• **Required work**: Extract the full listing below without altering a single character.
BEGIN
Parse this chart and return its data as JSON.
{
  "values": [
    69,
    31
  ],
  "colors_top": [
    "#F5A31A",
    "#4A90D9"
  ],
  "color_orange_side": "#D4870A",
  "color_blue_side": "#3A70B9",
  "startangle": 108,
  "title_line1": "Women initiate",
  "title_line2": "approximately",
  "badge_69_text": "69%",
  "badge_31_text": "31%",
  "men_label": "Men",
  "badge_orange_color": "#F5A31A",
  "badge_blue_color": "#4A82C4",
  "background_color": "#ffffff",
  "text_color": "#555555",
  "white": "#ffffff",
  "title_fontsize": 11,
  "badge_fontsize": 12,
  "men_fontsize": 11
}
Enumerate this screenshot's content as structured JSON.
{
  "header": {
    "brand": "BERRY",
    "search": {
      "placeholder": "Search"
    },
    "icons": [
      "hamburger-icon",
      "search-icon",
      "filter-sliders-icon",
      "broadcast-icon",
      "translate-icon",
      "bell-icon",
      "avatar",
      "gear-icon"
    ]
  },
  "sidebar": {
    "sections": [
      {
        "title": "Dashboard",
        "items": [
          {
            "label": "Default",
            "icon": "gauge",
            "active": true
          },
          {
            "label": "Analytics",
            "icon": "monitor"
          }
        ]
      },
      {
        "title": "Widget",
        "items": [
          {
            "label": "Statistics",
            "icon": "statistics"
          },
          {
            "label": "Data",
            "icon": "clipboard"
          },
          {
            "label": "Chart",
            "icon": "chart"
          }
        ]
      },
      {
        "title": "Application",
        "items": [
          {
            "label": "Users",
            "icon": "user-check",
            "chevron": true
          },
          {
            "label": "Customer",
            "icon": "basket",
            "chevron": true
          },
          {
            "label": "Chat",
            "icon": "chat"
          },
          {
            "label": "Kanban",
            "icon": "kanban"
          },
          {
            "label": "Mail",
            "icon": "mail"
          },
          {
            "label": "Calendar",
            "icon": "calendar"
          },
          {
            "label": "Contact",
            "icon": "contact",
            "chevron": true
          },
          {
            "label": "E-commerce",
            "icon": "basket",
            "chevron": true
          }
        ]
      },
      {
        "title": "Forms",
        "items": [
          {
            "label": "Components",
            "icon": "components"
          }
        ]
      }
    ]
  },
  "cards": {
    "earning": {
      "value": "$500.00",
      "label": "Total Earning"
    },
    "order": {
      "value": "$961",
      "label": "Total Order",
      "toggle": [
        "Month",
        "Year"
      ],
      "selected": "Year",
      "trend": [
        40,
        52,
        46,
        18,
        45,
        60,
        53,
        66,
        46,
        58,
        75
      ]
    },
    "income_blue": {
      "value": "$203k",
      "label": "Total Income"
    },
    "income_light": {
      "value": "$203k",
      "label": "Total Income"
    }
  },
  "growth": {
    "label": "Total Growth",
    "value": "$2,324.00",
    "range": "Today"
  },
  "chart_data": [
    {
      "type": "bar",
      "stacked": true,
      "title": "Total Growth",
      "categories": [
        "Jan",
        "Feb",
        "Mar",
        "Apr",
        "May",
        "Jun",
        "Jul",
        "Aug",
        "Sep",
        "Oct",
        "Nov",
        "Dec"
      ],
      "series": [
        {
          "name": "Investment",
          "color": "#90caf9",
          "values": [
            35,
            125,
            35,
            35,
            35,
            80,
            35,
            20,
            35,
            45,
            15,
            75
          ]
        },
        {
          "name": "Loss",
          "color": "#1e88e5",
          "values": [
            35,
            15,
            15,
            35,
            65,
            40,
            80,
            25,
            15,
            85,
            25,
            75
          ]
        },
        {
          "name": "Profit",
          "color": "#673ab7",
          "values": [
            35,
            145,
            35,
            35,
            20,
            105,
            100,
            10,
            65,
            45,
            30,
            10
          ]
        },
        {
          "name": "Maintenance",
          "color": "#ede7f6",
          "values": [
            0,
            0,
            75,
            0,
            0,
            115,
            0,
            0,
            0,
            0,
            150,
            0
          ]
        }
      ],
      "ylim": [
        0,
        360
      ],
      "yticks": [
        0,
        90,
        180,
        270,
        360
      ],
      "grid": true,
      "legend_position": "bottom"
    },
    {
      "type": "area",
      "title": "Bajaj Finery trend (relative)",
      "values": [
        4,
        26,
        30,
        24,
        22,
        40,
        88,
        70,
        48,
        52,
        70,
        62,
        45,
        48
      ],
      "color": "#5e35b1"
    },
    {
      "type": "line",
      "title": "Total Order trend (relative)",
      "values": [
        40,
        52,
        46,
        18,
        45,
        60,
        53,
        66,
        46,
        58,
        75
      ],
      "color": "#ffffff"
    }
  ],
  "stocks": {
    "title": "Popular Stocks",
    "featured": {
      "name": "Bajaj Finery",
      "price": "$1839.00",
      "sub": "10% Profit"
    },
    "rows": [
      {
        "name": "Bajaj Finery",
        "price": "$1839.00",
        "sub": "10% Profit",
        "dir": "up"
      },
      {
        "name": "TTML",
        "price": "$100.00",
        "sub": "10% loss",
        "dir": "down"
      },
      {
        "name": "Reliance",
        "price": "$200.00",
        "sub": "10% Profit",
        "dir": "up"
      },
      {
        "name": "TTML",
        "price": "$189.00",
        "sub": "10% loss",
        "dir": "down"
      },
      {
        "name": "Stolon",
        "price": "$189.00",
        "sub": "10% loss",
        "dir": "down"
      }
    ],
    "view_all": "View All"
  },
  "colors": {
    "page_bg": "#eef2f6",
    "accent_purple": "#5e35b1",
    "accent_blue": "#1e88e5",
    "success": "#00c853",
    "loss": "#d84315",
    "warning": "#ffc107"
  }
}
END
• **Task output**:
Parse this chart and return its data as JSON.
{
  "values": [
    69,
    31
  ],
  "colors_top": [
    "#F5A31A",
    "#4A90D9"
  ],
  "color_orange_side": "#D4870A",
  "color_blue_side": "#3A70B9",
  "startangle": 108,
  "title_line1": "Women initiate",
  "title_line2": "approximately",
  "badge_69_text": "69%",
  "badge_31_text": "31%",
  "men_label": "Men",
  "badge_orange_color": "#F5A31A",
  "badge_blue_color": "#4A82C4",
  "background_color": "#ffffff",
  "text_color": "#555555",
  "white": "#ffffff",
  "title_fontsize": 11,
  "badge_fontsize": 12,
  "men_fontsize": 11
}
Enumerate this screenshot's content as structured JSON.
{
  "header": {
    "brand": "BERRY",
    "search": {
      "placeholder": "Search"
    },
    "icons": [
      "hamburger-icon",
      "search-icon",
      "filter-sliders-icon",
      "broadcast-icon",
      "translate-icon",
      "bell-icon",
      "avatar",
      "gear-icon"
    ]
  },
  "sidebar": {
    "sections": [
      {
        "title": "Dashboard",
        "items": [
          {
            "label": "Default",
            "icon": "gauge",
            "active": true
          },
          {
            "label": "Analytics",
            "icon": "monitor"
          }
        ]
      },
      {
        "title": "Widget",
        "items": [
          {
            "label": "Statistics",
            "icon": "statistics"
          },
          {
            "label": "Data",
            "icon": "clipboard"
          },
          {
            "label": "Chart",
            "icon": "chart"
          }
        ]
      },
      {
        "title": "Application",
        "items": [
          {
            "label": "Users",
            "icon": "user-check",
            "chevron": true
          },
          {
            "label": "Customer",
            "icon": "basket",
            "chevron": true
          },
          {
            "label": "Chat",
            "icon": "chat"
          },
          {
            "label": "Kanban",
            "icon": "kanban"
          },
          {
            "label": "Mail",
            "icon": "mail"
          },
          {
            "label": "Calendar",
            "icon": "calendar"
          },
          {
            "label": "Contact",
            "icon": "contact",
            "chevron": true
          },
          {
            "label": "E-commerce",
            "icon": "basket",
            "chevron": true
          }
        ]
      },
      {
        "title": "Forms",
        "items": [
          {
            "label": "Components",
            "icon": "components"
          }
        ]
      }
    ]
  },
  "cards": {
    "earning": {
      "value": "$500.00",
      "label": "Total Earning"
    },
    "order": {
      "value": "$961",
      "label": "Total Order",
      "toggle": [
        "Month",
        "Year"
      ],
      "selected": "Year",
      "trend": [
        40,
        52,
        46,
        18,
        45,
        60,
        53,
        66,
        46,
        58,
        75
      ]
    },
    "income_blue": {
      "value": "$203k",
      "label": "Total Income"
    },
    "income_light": {
      "value": "$203k",
      "label": "Total Income"
    }
  },
  "growth": {
    "label": "Total Growth",
    "value": "$2,324.00",
    "range": "Today"
  },
  "chart_data": [
    {
      "type": "bar",
      "stacked": true,
      "title": "Total Growth",
      "categories": [
        "Jan",
        "Feb",
        "Mar",
        "Apr",
        "May",
        "Jun",
        "Jul",
        "Aug",
        "Sep",
        "Oct",
        "Nov",
        "Dec"
      ],
      "series": [
        {
          "name": "Investment",
          "color": "#90caf9",
          "values": [
            35,
            125,
            35,
            35,
            35,
            80,
            35,
            20,
            35,
            45,
            15,
            75
          ]
        },
        {
          "name": "Loss",
          "color": "#1e88e5",
          "values": [
            35,
            15,
            15,
            35,
            65,
            40,
            80,
            25,
            15,
            85,
            25,
            75
          ]
        },
        {
          "name": "Profit",
          "color": "#673ab7",
          "values": [
            35,
            145,
            35,
            35,
            20,
            105,
            100,
            10,
            65,
            45,
            30,
            10
          ]
        },
        {
          "name": "Maintenance",
          "color": "#ede7f6",
          "values": [
            0,
            0,
            75,
            0,
            0,
            115,
            0,
            0,
            0,
            0,
            150,
            0
          ]
        }
      ],
      "ylim": [
        0,
        360
      ],
      "yticks": [
        0,
        90,
        180,
        270,
        360
      ],
      "grid": true,
      "legend_position": "bottom"
    },
    {
      "type": "area",
      "title": "Bajaj Finery trend (relative)",
      "values": [
        4,
        26,
        30,
        24,
        22,
        40,
        88,
        70,
        48,
        52,
        70,
        62,
        45,
        48
      ],
      "color": "#5e35b1"
    },
    {
      "type": "line",
      "title": "Total Order trend (relative)",
      "values": [
        40,
        52,
        46,
        18,
        45,
        60,
        53,
        66,
        46,
        58,
        75
      ],
      "color": "#ffffff"
    }
  ],
  "stocks": {
    "title": "Popular Stocks",
    "featured": {
      "name": "Bajaj Finery",
      "price": "$1839.00",
      "sub": "10% Profit"
    },
    "rows": [
      {
        "name": "Bajaj Finery",
        "price": "$1839.00",
        "sub": "10% Profit",
        "dir": "up"
      },
      {
        "name": "TTML",
        "price": "$100.00",
        "sub": "10% loss",
        "dir": "down"
      },
      {
        "name": "Reliance",
        "price": "$200.00",
        "sub": "10% Profit",
        "dir": "up"
      },
      {
        "name": "TTML",
        "price": "$189.00",
        "sub": "10% loss",
        "dir": "down"
      },
      {
        "name": "Stolon",
        "price": "$189.00",
        "sub": "10% loss",
        "dir": "down"
      }
    ],
    "view_all": "View All"
  },
  "colors": {
    "page_bg": "#eef2f6",
    "accent_purple": "#5e35b1",
    "accent_blue": "#1e88e5",
    "success": "#00c853",
    "loss": "#d84315",
    "warning": "#ffc107"
  }
}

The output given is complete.